## What is asked:
Each entry below is to be given again word for word, with no pictures.
>> START Task material
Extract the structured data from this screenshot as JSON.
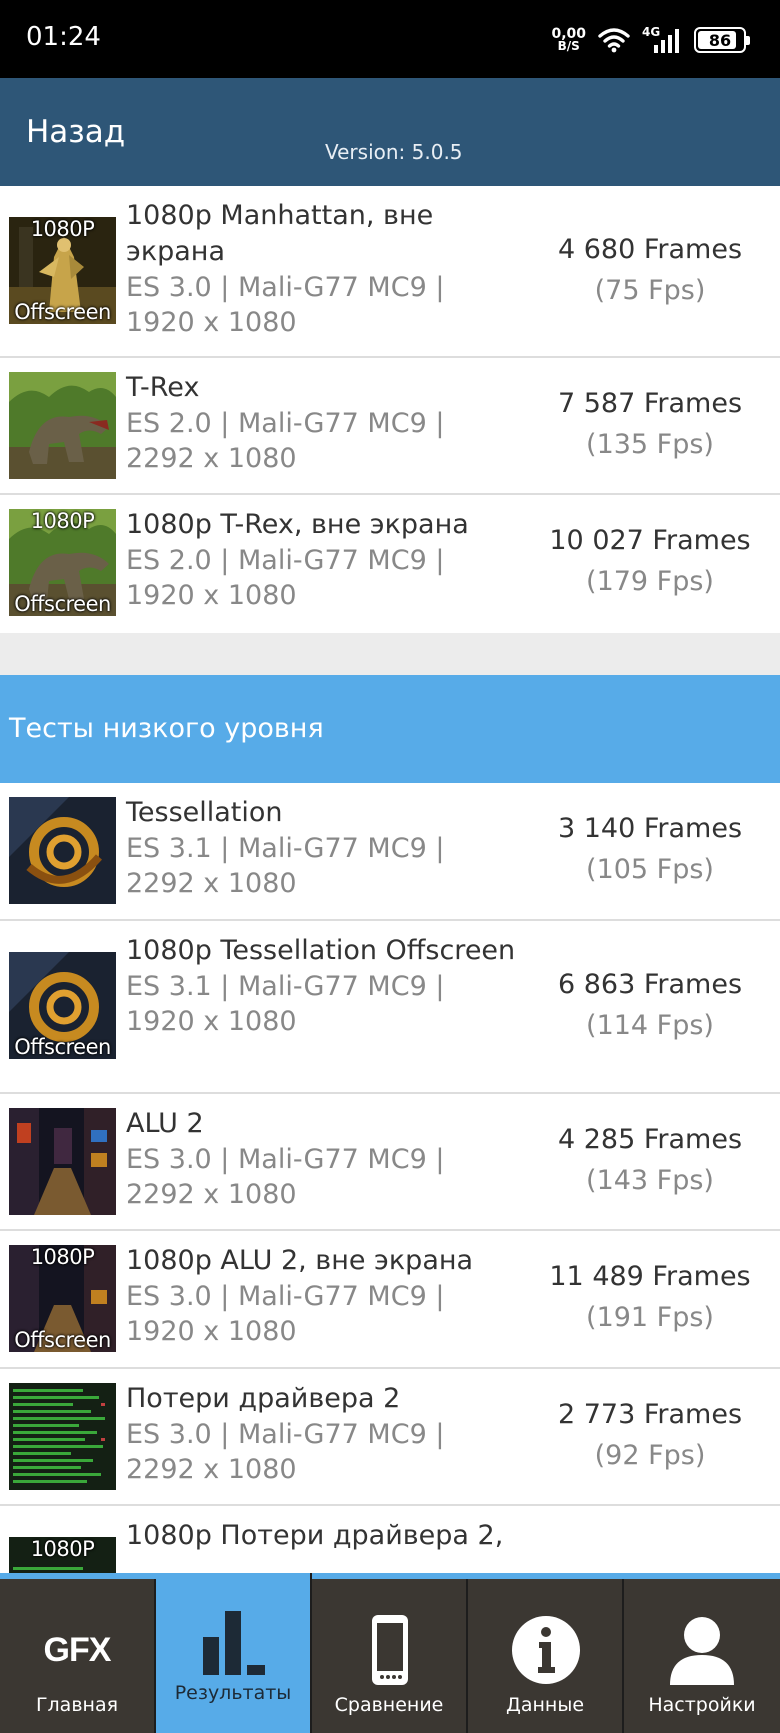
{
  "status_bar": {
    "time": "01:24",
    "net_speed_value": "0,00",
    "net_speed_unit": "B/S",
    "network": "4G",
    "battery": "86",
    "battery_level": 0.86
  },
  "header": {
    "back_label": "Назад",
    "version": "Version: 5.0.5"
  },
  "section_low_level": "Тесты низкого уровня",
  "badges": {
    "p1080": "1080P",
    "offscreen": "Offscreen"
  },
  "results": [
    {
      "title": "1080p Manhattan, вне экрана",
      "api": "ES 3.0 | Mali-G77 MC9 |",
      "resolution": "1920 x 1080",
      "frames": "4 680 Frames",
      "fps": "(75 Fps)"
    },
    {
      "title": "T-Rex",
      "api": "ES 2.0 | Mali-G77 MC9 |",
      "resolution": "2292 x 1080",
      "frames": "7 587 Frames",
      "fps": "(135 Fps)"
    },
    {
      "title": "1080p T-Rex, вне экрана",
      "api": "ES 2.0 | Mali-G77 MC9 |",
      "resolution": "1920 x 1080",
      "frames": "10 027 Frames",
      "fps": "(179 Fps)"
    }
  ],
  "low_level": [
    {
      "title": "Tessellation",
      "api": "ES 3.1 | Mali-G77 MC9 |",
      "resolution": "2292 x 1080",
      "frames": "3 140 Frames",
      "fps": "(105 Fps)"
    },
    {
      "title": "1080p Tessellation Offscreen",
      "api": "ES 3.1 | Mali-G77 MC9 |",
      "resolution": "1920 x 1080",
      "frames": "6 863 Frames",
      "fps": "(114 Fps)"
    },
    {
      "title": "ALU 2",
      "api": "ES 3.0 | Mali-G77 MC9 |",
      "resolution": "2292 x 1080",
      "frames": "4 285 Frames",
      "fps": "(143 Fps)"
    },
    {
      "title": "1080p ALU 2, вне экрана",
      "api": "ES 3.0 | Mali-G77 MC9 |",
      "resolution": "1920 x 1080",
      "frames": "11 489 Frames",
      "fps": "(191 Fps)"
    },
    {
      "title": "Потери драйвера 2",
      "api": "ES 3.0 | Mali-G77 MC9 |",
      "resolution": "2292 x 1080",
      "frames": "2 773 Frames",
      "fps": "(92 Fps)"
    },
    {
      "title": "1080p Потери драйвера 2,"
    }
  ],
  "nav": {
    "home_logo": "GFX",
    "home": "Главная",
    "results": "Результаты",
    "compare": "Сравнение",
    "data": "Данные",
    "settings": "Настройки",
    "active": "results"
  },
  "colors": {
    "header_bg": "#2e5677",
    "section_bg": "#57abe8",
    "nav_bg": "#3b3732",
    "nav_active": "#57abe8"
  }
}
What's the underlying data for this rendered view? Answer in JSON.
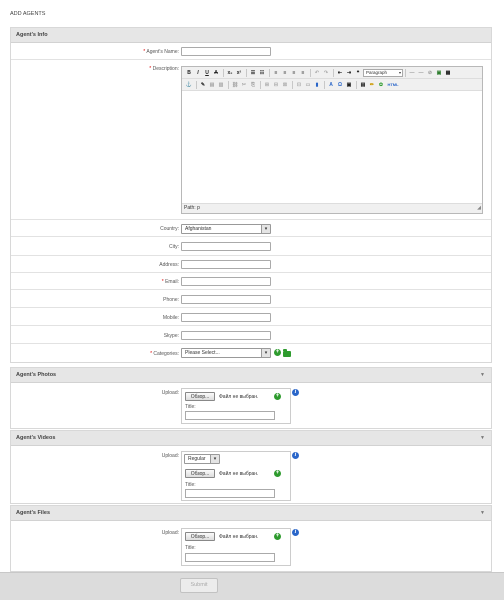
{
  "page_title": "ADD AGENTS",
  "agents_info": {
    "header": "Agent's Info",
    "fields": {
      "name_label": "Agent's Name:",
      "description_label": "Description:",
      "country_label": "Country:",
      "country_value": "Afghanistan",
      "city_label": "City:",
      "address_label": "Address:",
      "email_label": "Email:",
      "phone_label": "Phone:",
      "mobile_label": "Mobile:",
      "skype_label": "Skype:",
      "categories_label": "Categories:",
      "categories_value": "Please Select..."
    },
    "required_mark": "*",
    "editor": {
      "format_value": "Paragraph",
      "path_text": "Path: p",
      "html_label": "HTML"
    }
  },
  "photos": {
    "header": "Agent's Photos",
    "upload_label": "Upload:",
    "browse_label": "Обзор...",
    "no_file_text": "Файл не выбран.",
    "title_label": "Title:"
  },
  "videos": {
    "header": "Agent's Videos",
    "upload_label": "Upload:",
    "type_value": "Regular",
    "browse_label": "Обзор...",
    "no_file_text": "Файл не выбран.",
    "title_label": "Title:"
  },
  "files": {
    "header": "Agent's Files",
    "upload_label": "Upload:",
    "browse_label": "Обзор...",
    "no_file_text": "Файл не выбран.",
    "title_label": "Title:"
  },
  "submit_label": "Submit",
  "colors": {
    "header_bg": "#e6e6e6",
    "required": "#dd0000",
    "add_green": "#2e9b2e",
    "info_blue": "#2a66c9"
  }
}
>> END Task material
## Exercise response:
Extract the structured data from this screenshot as JSON.
{
  "status_bar": {
    "time": "01:24",
    "net_speed_value": "0,00",
    "net_speed_unit": "B/S",
    "network": "4G",
    "battery": "86",
    "battery_level": 0.86
  },
  "header": {
    "back_label": "Назад",
    "version": "Version: 5.0.5"
  },
  "section_low_level": "Тесты низкого уровня",
  "badges": {
    "p1080": "1080P",
    "offscreen": "Offscreen"
  },
  "results": [
    {
      "title": "1080p Manhattan, вне экрана",
      "api": "ES 3.0 | Mali-G77 MC9 |",
      "resolution": "1920 x 1080",
      "frames": "4 680 Frames",
      "fps": "(75 Fps)"
    },
    {
      "title": "T-Rex",
      "api": "ES 2.0 | Mali-G77 MC9 |",
      "resolution": "2292 x 1080",
      "frames": "7 587 Frames",
      "fps": "(135 Fps)"
    },
    {
      "title": "1080p T-Rex, вне экрана",
      "api": "ES 2.0 | Mali-G77 MC9 |",
      "resolution": "1920 x 1080",
      "frames": "10 027 Frames",
      "fps": "(179 Fps)"
    }
  ],
  "low_level": [
    {
      "title": "Tessellation",
      "api": "ES 3.1 | Mali-G77 MC9 |",
      "resolution": "2292 x 1080",
      "frames": "3 140 Frames",
      "fps": "(105 Fps)"
    },
    {
      "title": "1080p Tessellation Offscreen",
      "api": "ES 3.1 | Mali-G77 MC9 |",
      "resolution": "1920 x 1080",
      "frames": "6 863 Frames",
      "fps": "(114 Fps)"
    },
    {
      "title": "ALU 2",
      "api": "ES 3.0 | Mali-G77 MC9 |",
      "resolution": "2292 x 1080",
      "frames": "4 285 Frames",
      "fps": "(143 Fps)"
    },
    {
      "title": "1080p ALU 2, вне экрана",
      "api": "ES 3.0 | Mali-G77 MC9 |",
      "resolution": "1920 x 1080",
      "frames": "11 489 Frames",
      "fps": "(191 Fps)"
    },
    {
      "title": "Потери драйвера 2",
      "api": "ES 3.0 | Mali-G77 MC9 |",
      "resolution": "2292 x 1080",
      "frames": "2 773 Frames",
      "fps": "(92 Fps)"
    },
    {
      "title": "1080p Потери драйвера 2,"
    }
  ],
  "nav": {
    "home_logo": "GFX",
    "home": "Главная",
    "results": "Результаты",
    "compare": "Сравнение",
    "data": "Данные",
    "settings": "Настройки",
    "active": "results"
  },
  "colors": {
    "header_bg": "#2e5677",
    "section_bg": "#57abe8",
    "nav_bg": "#3b3732",
    "nav_active": "#57abe8"
  }
}
What's the underlying data for this rendered view? Answer in JSON.
{
  "page_title": "ADD AGENTS",
  "agents_info": {
    "header": "Agent's Info",
    "fields": {
      "name_label": "Agent's Name:",
      "description_label": "Description:",
      "country_label": "Country:",
      "country_value": "Afghanistan",
      "city_label": "City:",
      "address_label": "Address:",
      "email_label": "Email:",
      "phone_label": "Phone:",
      "mobile_label": "Mobile:",
      "skype_label": "Skype:",
      "categories_label": "Categories:",
      "categories_value": "Please Select..."
    },
    "required_mark": "*",
    "editor": {
      "format_value": "Paragraph",
      "path_text": "Path: p",
      "html_label": "HTML"
    }
  },
  "photos": {
    "header": "Agent's Photos",
    "upload_label": "Upload:",
    "browse_label": "Обзор...",
    "no_file_text": "Файл не выбран.",
    "title_label": "Title:"
  },
  "videos": {
    "header": "Agent's Videos",
    "upload_label": "Upload:",
    "type_value": "Regular",
    "browse_label": "Обзор...",
    "no_file_text": "Файл не выбран.",
    "title_label": "Title:"
  },
  "files": {
    "header": "Agent's Files",
    "upload_label": "Upload:",
    "browse_label": "Обзор...",
    "no_file_text": "Файл не выбран.",
    "title_label": "Title:"
  },
  "submit_label": "Submit",
  "colors": {
    "header_bg": "#e6e6e6",
    "required": "#dd0000",
    "add_green": "#2e9b2e",
    "info_blue": "#2a66c9"
  }
}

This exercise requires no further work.